Collection entries
+ + + +

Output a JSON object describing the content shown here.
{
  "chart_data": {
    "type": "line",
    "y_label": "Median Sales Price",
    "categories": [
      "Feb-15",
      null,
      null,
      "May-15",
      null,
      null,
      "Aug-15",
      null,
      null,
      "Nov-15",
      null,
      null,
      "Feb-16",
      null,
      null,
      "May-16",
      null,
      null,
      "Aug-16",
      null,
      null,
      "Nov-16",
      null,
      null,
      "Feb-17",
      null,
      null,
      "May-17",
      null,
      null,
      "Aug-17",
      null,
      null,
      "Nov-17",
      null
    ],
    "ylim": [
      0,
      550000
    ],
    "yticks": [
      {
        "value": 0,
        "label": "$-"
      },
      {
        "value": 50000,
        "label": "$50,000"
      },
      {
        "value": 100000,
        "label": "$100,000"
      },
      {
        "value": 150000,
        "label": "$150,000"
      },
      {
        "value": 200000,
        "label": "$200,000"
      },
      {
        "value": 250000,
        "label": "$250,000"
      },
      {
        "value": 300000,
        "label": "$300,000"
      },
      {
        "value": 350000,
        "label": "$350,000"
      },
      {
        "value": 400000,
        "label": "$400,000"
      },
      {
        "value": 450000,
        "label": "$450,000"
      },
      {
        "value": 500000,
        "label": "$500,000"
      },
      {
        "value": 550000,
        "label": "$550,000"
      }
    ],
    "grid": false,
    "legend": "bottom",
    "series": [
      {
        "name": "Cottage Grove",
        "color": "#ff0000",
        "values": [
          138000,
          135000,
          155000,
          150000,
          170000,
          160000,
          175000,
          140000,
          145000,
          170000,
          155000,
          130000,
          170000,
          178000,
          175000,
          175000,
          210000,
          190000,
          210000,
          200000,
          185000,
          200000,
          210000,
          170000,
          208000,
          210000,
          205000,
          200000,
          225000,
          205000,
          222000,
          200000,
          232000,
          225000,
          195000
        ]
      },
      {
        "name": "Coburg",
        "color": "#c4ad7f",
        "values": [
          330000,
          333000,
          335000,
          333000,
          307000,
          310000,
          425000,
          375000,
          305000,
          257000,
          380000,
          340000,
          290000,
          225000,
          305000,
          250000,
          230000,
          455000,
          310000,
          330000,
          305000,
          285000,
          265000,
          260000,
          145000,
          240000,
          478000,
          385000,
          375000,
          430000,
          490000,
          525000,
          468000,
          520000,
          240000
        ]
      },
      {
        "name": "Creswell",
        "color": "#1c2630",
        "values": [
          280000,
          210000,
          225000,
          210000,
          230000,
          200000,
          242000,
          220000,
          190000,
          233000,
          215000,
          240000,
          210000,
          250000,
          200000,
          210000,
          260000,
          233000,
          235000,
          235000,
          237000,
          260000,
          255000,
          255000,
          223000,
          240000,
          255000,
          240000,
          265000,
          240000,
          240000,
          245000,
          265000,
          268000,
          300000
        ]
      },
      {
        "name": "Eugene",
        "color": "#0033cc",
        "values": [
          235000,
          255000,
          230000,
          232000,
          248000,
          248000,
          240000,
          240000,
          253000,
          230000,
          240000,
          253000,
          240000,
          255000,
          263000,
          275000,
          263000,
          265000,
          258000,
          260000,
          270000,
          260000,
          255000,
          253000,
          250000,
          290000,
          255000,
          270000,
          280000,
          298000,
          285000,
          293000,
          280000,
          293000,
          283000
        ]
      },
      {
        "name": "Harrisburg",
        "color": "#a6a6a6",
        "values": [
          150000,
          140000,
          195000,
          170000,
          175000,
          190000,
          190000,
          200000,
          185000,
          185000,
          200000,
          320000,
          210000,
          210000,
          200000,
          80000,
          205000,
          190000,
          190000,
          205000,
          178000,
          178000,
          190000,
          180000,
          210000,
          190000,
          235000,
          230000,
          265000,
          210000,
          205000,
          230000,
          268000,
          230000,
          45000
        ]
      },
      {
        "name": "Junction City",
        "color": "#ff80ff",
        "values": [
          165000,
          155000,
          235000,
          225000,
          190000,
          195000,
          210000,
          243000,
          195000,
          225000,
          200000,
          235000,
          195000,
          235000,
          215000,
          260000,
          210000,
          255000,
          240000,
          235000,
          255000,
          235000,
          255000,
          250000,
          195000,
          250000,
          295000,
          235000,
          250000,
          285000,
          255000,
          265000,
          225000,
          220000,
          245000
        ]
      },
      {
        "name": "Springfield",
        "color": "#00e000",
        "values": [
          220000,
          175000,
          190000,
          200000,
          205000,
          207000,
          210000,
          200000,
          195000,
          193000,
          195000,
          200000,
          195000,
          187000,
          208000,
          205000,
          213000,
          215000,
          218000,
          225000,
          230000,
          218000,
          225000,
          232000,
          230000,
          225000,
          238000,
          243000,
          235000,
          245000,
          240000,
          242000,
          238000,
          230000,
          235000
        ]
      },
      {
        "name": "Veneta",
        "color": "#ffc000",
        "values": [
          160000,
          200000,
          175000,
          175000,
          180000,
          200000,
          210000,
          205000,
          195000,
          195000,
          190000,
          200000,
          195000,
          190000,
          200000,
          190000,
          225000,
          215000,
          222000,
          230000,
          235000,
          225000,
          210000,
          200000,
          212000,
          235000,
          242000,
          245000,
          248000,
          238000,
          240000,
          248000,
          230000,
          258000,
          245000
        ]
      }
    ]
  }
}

+ + + +

* _Your objective_:
Among the lines above, how many contain the string "name"? State the number alone.

* _The completed task_:
8